[KUTIPAN SUMBER]
************

SOLUSI WEST PAPUA |
MENGAPA ORANG PAPUA MENUNTUT REFERENDUM ?
Banyak pihak bertanya –tanya mengapa orang papua terus
menerus menuntut referendum di papua ? untuk menjawab pertanyaan di ats berikut
ini ulasan sedikit memberikan kita memahami dan sebagai Landasan Hukum sekaligus sebagai pandagan umum mengapa orang
Papua Barat Menuntut Referendum di Papua Barat.
Situasi keamanan dan Hak Asasi Manusia di teritori West Papua mulai
terganggu sejak Ir. Soekarno Presiden Republik Indonesai
mengambil inisiative bersama militer Indonesia melakukan upaya untuk merebut
wilayah koloni Nederlands Nieuw Guinea dan menguasai West Papua dari kekuasaan
Pemerintah kolonial Nederland tanpah hak dan inisiative tersebut ditentang oleh
Wakil Presiden Republik Indonesia Drs. Mohamad Hatta dengan alasan Ras dan
Kebangsaan yang berbeda serta kewajiban Pemerintah Republik Indonesia
menghormati Hak Penentuan Nasib Sendiri Bangsa Papua, namun Ir. Soekarno
Presiden Republik Indonesia tetap pada kehendaknya yang bertentangan dengan
Piagam Perserikatan Bangsa-Bangsa 26 Juni 1945, Resolusi Perserikatan
Bangsa-Bangsa nomor 1514(XV) tanggal 20 Desember 1960 dan alinea Pertama
Pembukaan Undang Undang Dasar Negara Republik Indonesia tahun 1945.
Pemerintah Republik Indonesia dan Angkatan Perang Republik Indonesia
dibawah kepemimpinan Ir.Soekarno Presiden Republik Indonesia yang mengumumkan Maklumat
Tri Komado Rakyat (TRIKORA) di Alun-alun Jog Jakarta, 19 Desember 1961
mengawali kejahatan terhadap Hak Asasi Manusia Bangsa Papua dengan melakukan
tindakan Infiltrasi, Konfrontasi dan Aneksasi wilayah West Papua tanpa hak
dengan memanfaatkan situasi politik dunia yang terbagi antara kekuatan kelompok
Komunis yang dipimpin Uni Sovyet bersama Tiongkok dan Kelompok Liberalis yang
dipimpin oleh Amerika Serikat.
Pemerintah Republik Indonesia berhasil di rangkul oleh Pemerintah Amerika
Serikat yang didukung oleh TNI AD dan menerima tawaran penyelesaian melalui
perundingan yang difasilitasi Duta Besar Amerika Serikat di Perserikatan
Bangsa-Bangsa (PBB) Mr.Oswalt Bunker.

************

[DATA HASIL EKSTRAKSI]

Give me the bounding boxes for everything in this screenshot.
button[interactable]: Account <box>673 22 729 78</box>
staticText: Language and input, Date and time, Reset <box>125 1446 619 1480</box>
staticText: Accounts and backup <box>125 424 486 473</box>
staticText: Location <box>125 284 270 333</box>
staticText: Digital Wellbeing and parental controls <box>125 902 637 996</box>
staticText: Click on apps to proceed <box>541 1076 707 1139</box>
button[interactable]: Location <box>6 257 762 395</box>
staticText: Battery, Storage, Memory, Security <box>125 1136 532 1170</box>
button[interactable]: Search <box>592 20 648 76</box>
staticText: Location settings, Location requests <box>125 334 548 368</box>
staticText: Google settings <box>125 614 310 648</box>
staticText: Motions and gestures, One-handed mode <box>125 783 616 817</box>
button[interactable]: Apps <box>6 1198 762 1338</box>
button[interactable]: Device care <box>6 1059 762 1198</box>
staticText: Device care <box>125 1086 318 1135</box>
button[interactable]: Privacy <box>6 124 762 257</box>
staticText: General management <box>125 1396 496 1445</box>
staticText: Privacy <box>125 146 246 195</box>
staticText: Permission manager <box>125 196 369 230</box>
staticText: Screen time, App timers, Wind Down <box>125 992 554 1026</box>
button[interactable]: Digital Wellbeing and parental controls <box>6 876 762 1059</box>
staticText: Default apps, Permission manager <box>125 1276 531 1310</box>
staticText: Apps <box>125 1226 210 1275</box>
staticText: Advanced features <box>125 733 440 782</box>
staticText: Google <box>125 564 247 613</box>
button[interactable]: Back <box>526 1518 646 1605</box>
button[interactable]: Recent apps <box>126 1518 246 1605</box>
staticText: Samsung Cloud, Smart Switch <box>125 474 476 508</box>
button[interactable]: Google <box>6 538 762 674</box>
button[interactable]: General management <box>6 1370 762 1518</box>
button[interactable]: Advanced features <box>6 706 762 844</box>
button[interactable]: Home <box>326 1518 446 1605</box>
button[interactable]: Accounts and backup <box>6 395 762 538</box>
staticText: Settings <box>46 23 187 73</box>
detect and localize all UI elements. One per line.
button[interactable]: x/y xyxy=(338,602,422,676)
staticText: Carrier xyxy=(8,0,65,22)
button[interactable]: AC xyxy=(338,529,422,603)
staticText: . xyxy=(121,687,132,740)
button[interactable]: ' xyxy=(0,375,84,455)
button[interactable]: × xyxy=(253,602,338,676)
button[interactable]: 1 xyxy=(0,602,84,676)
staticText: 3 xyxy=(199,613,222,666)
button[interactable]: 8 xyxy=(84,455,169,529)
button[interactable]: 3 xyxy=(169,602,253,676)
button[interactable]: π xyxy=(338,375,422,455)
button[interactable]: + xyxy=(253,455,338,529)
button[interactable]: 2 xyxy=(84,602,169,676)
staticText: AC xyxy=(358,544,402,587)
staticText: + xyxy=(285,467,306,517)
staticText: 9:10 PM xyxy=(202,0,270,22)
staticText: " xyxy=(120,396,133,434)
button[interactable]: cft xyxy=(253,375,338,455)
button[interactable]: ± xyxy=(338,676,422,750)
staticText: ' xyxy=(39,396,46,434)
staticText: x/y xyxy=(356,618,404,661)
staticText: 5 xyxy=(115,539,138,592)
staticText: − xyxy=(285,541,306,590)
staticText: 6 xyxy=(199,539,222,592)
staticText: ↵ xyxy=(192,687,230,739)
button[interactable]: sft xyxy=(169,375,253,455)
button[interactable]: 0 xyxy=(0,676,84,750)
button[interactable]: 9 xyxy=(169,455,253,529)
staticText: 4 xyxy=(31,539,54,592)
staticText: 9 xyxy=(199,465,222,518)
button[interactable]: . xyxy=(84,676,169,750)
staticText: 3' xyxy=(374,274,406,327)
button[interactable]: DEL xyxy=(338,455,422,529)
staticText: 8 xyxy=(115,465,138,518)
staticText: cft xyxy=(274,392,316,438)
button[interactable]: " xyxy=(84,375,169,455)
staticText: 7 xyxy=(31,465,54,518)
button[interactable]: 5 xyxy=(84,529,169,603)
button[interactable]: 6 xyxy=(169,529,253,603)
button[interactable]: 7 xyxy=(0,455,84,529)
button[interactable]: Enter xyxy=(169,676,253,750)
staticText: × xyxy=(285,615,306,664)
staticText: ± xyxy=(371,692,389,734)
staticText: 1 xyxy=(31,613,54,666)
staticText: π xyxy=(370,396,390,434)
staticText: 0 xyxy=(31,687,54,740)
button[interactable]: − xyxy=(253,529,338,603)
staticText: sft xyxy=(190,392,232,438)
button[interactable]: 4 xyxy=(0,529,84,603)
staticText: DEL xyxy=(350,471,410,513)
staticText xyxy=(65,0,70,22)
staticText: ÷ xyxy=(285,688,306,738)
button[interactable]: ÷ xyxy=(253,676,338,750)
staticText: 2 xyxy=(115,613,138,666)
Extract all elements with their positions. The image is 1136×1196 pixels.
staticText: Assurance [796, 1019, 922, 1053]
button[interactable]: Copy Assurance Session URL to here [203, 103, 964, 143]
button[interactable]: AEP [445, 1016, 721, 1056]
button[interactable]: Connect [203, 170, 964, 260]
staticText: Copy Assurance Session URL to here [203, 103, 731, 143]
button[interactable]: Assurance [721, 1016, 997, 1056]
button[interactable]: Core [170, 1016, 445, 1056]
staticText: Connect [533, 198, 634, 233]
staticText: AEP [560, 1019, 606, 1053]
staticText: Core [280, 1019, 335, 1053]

************

[SOAL SINGKAT 1]
Jawab tiga pertanyaan berikut berdasarkan teks tentang tuntutan referendum Papua.
(a) Siapa yang menentang inisiatif Ir. Soekarno untuk merebut wilayah Nederlands Nieuw Guinea?
(b) Di mana dan pada tanggal berapa Maklumat Tri Komando Rakyat (TRIKORA) diumumkan?
(c) Siapa Duta Besar Amerika Serikat di PBB yang memfasilitasi perundingan penyelesaian?
[SOAL SINGKAT 2]
Teruskan teks tentang tuntutan referendum Papua, dimulai setelah kalimat terakhirnya.

[JAWABAN TUGAS 1]
(a) Wakil Presiden Republik Indonesia Drs. Mohamad Hatta.
(b) Di Alun-alun Jog Jakarta, pada 19 Desember 1961.
(c) Mr. Oswalt Bunker.

[JAWABAN TUGAS 2]
Mr. Oswalt Bunker Duta Besar Amerika Serikat di PBB mendesaign Persetujuan
New York yang pada prinsipnya mengamankan tujuan dan kepentingan Pemerintah
Republik Indonesia dengan harapan Pemerintah Amerika Serikat mendapatkan hak
investasi di Indonesia secara khusus di West Papua melalui dokumen kesepakatan
yang didesaign Mr. Oswalt Bunker, hal tersebut nampak jelas dalam
penandatanganan Kontrak Karya PT. Free Port Mc. Moran 1966 atas eksploitasi
Tambang Emas dan Tembaga di Tembagapura West Papua sebelum pelaksanaan Hak
Penentuan Nasib Sendiri Bangsa Papua di bekas koloni Nederlands Nieuw Guinea
tahun 1969 sebagimana pasal 18 d dan 22 ayat 1 Persetujuan New York yang
ditandatangani oleh Pemerintah kerajaan Nederland dan Pemerintah Republik
Indonesia pada 15 Agustus 1962 di gedung Sekretariat Perserikatan Bangsa-Bangsa
di New York.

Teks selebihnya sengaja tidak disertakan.